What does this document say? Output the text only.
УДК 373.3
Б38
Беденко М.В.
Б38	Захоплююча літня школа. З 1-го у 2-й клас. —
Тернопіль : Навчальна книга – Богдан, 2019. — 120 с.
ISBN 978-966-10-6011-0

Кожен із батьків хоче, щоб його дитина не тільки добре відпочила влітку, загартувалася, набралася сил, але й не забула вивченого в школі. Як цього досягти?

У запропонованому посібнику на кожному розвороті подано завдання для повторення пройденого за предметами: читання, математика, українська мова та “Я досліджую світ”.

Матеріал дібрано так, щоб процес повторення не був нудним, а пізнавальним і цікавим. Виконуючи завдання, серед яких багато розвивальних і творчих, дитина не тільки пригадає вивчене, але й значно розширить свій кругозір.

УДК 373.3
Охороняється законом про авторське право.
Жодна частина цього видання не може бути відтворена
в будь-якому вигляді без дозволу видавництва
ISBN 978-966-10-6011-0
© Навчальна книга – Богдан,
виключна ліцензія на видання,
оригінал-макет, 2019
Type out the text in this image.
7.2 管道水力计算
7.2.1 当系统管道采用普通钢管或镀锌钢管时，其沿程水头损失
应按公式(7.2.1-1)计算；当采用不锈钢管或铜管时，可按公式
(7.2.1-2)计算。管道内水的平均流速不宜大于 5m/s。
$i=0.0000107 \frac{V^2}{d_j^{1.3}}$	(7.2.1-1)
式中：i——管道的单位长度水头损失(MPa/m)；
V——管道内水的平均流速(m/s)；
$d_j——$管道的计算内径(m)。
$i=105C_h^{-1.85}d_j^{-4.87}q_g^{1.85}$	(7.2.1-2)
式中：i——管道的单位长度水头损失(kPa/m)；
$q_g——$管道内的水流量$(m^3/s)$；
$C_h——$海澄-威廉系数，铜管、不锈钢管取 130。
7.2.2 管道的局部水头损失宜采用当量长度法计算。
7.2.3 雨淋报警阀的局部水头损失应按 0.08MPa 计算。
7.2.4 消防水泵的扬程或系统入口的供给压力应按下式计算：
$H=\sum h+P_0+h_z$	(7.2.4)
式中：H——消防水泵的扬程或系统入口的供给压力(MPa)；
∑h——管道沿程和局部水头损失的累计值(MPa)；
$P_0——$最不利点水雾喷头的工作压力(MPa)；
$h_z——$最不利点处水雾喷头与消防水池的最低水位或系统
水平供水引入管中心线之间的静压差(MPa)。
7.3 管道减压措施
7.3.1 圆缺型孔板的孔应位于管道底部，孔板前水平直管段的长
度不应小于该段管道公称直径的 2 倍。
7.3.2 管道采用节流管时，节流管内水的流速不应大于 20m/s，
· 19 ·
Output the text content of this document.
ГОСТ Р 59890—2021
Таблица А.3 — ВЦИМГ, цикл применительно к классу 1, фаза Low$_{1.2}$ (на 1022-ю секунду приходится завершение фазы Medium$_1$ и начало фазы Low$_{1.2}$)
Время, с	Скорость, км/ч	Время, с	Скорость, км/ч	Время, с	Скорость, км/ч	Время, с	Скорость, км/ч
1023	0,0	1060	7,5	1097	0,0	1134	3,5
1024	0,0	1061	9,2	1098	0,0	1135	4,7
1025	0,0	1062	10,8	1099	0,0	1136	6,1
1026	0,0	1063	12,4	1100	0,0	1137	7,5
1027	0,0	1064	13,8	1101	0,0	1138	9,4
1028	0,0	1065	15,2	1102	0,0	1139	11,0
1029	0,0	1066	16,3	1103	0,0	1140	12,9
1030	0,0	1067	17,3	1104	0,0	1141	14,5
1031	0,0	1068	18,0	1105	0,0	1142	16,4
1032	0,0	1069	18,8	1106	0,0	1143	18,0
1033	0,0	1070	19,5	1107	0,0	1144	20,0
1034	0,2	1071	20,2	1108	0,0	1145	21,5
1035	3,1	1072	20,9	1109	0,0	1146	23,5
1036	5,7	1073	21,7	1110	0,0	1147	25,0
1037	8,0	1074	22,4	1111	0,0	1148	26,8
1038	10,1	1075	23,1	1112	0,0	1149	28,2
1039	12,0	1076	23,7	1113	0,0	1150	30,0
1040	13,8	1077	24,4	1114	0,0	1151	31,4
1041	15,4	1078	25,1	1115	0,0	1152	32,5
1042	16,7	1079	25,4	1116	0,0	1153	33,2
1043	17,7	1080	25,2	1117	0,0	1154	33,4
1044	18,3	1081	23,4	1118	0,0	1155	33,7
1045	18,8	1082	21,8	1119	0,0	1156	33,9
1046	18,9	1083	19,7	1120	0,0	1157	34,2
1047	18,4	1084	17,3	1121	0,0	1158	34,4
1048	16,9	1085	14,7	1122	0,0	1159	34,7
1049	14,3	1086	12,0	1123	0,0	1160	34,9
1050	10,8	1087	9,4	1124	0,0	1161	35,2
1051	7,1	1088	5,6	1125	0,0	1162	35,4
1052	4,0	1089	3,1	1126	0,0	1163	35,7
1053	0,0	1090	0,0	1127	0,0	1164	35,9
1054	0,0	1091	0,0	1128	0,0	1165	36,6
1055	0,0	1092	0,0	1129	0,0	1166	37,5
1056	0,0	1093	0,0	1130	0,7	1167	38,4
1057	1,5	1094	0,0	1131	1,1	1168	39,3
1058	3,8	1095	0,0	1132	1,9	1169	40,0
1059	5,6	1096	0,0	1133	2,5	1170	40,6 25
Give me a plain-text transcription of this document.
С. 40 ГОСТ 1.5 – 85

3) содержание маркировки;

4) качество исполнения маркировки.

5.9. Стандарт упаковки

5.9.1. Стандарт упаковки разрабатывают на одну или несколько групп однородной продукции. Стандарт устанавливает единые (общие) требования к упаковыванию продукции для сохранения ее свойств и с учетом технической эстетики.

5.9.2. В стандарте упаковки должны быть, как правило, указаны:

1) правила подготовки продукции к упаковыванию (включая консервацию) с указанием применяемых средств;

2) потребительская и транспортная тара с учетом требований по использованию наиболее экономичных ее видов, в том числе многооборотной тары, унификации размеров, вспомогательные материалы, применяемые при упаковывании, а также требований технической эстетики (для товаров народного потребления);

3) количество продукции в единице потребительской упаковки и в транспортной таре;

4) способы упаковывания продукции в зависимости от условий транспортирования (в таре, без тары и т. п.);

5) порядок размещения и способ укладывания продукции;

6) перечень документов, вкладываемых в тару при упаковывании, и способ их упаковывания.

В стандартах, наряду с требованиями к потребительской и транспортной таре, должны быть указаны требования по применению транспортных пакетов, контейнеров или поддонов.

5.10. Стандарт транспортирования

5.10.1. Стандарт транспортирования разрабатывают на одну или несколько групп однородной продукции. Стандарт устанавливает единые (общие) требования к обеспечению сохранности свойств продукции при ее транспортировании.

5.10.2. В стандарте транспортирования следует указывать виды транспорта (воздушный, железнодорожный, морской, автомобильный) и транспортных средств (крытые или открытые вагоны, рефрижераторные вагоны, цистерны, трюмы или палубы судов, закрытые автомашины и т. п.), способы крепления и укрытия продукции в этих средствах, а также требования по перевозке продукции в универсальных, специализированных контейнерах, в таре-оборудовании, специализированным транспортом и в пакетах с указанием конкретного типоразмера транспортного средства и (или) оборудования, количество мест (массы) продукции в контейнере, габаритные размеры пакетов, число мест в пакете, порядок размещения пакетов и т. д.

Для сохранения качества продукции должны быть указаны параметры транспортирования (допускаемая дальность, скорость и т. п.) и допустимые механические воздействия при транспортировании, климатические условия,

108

• _WHAT IS NEEDED_
Using the records above, gather all lines where the string "цього" is present.

• _SOLUTION TO THIS EXERCISE_
Кожен із батьків хоче, щоб його дитина не тільки добре відпочила влітку, загартувалася, набралася сил, але й не забула вивченого в школі. Як цього досягти?
Жодна частина цього видання не може бути відтворена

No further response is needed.